• TASK OBJECTIVE: Select all lines holding the word "xlabel" from the entries that follow.

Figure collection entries
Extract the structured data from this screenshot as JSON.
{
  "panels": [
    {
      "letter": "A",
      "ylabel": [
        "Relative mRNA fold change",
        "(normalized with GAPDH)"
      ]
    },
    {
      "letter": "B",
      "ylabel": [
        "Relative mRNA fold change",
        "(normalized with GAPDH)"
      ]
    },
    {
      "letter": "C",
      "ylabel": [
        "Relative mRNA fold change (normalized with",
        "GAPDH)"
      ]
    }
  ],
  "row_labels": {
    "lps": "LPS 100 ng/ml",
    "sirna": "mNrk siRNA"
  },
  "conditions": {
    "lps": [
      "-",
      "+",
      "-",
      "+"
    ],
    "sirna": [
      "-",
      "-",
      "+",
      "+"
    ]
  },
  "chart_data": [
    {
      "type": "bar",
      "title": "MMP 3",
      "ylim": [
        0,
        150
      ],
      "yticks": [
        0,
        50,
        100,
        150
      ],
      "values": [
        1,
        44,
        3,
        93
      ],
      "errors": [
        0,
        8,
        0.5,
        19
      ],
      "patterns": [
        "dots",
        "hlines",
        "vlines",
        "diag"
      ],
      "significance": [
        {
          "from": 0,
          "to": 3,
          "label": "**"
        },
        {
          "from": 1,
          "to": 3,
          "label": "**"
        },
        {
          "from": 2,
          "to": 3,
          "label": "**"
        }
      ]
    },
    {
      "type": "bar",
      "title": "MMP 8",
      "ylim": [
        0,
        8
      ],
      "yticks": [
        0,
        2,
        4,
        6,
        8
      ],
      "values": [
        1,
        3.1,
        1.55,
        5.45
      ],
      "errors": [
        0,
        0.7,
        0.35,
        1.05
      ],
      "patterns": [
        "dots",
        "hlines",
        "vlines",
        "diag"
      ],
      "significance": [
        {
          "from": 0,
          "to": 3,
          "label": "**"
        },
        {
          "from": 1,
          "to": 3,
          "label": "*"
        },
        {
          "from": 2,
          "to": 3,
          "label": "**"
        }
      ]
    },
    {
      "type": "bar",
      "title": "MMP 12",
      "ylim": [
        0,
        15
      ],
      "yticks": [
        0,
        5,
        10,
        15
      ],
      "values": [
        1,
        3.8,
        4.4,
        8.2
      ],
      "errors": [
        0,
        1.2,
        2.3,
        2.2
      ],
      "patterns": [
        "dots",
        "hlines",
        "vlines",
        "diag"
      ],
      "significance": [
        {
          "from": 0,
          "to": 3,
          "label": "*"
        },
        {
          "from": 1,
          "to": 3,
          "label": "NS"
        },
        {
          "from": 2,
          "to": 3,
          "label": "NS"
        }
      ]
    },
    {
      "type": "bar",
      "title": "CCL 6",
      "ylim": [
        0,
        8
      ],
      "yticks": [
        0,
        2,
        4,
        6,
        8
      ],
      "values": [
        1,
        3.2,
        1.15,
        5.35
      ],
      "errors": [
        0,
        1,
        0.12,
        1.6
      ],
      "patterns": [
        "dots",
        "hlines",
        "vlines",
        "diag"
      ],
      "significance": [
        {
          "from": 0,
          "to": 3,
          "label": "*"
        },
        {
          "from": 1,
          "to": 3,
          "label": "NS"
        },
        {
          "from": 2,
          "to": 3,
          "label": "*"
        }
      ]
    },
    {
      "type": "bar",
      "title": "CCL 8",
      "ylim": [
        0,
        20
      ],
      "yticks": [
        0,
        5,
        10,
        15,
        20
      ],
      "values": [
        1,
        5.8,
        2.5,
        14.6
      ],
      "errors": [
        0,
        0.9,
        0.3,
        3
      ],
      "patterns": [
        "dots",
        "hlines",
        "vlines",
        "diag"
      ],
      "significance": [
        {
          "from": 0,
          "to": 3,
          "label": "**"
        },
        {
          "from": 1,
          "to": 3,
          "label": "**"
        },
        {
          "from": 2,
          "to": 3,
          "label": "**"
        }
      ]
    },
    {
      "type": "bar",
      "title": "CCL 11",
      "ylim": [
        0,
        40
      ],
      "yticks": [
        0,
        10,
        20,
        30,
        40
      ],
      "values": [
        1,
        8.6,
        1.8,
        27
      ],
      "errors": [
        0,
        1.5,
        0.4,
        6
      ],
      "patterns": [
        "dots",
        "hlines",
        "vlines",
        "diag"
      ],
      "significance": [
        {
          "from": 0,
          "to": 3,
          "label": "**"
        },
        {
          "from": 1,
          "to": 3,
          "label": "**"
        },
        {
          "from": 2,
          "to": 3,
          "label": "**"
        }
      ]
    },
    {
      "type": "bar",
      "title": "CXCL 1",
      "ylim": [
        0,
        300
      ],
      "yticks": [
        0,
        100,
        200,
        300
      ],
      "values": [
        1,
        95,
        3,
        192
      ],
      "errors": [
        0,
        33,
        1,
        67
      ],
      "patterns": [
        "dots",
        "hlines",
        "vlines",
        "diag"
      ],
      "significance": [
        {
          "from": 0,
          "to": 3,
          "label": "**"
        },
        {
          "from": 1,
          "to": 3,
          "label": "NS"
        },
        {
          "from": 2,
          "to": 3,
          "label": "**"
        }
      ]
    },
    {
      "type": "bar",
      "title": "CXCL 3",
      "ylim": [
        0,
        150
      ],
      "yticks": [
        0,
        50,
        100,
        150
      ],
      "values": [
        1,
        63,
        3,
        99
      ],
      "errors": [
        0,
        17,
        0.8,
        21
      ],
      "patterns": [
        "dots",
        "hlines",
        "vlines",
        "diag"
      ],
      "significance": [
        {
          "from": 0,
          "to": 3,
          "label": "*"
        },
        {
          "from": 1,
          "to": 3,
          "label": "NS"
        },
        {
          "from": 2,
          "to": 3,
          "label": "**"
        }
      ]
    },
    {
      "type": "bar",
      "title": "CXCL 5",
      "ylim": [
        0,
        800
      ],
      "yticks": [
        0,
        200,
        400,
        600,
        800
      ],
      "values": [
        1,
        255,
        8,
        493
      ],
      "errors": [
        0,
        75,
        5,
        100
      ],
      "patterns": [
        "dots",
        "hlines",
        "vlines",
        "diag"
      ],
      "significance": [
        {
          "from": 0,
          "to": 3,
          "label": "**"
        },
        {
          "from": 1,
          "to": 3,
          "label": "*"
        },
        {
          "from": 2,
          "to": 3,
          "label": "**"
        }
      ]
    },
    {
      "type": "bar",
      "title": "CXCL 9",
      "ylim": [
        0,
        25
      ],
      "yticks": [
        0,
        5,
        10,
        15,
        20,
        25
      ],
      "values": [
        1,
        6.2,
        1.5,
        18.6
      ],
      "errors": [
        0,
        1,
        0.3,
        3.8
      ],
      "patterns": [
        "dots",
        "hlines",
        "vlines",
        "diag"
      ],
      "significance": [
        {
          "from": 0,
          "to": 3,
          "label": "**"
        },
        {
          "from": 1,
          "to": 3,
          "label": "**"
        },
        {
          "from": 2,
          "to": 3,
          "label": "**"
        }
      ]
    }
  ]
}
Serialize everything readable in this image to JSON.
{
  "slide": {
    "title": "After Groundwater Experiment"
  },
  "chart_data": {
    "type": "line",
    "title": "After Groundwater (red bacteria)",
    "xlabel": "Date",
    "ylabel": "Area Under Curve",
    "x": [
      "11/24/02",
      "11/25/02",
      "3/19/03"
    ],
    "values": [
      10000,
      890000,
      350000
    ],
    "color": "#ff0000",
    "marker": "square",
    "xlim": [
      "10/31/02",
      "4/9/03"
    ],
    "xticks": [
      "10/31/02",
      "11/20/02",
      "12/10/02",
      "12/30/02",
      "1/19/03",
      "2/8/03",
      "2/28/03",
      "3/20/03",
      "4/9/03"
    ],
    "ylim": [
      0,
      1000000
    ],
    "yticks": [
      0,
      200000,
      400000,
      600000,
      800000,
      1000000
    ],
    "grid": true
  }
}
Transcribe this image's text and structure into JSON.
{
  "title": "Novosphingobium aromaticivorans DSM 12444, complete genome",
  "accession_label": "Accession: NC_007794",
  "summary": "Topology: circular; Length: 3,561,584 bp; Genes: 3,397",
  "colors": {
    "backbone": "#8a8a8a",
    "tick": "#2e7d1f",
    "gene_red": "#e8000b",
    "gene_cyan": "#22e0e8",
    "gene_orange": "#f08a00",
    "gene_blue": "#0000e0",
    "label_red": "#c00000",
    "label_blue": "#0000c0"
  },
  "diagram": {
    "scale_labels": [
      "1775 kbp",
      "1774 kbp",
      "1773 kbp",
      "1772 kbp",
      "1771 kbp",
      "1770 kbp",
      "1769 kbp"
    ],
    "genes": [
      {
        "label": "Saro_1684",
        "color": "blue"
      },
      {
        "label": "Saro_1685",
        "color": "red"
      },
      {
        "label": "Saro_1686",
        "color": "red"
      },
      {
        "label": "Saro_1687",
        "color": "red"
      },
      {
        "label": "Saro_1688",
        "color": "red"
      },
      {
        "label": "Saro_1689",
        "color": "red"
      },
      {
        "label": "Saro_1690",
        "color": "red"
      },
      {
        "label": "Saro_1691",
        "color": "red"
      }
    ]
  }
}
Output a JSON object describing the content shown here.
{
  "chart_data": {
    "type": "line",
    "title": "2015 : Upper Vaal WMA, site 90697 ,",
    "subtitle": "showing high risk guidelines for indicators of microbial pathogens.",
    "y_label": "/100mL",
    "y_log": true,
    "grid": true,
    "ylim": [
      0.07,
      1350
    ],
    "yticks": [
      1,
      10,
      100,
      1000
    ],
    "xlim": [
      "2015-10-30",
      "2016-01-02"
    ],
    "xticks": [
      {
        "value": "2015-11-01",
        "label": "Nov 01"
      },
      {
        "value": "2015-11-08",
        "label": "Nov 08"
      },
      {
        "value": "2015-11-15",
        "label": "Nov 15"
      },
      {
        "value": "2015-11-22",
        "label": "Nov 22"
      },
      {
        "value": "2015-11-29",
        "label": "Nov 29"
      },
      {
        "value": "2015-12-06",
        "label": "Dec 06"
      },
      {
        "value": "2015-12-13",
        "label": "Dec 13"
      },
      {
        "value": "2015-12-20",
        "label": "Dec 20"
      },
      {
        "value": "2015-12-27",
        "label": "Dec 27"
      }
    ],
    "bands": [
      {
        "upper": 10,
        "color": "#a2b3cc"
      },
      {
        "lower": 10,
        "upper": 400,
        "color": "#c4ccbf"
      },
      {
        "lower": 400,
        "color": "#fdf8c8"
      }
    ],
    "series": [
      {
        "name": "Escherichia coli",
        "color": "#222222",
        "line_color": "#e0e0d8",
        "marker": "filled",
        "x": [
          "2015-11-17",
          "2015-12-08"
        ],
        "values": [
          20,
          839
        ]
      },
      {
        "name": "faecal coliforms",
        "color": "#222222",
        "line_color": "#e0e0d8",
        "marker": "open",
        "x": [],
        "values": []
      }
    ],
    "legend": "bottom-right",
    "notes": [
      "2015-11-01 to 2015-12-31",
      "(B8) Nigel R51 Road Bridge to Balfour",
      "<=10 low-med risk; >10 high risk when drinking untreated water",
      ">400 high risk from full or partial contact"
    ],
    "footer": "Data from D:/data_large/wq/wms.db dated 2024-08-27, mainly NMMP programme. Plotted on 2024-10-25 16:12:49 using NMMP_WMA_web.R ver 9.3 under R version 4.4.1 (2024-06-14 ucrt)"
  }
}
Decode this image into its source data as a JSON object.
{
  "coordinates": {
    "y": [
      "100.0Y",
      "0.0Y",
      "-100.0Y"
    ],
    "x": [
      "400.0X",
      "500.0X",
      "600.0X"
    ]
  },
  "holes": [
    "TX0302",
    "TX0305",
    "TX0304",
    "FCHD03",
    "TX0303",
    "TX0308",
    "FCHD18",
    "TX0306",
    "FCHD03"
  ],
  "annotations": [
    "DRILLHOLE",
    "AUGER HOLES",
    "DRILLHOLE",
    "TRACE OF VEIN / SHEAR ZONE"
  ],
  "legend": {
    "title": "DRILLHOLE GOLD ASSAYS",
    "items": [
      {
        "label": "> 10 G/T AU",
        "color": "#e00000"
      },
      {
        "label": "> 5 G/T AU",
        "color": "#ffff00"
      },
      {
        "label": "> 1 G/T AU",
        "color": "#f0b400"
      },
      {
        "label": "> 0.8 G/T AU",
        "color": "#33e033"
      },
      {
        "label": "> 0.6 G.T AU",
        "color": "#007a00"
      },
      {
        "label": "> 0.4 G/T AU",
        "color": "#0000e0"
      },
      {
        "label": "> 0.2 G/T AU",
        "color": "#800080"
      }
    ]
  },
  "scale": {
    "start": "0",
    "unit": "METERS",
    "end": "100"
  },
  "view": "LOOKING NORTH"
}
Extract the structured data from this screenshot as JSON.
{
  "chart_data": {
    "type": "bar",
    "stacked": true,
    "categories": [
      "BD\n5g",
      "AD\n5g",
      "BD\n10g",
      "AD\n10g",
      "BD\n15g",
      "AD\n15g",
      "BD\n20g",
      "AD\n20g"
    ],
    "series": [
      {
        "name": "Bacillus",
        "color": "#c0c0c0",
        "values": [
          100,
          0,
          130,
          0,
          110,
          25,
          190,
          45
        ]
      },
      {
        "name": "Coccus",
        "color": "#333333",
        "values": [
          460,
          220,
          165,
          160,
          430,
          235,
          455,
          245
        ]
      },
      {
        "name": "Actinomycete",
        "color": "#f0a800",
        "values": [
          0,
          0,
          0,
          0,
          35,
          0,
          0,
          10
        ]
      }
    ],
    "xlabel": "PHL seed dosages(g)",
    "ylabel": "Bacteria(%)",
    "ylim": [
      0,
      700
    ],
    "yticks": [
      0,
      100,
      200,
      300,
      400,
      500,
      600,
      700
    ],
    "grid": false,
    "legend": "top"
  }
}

• OUTPUT BELOW:
    "xlabel": "Date",
    "xlabel": "PHL seed dosages(g)",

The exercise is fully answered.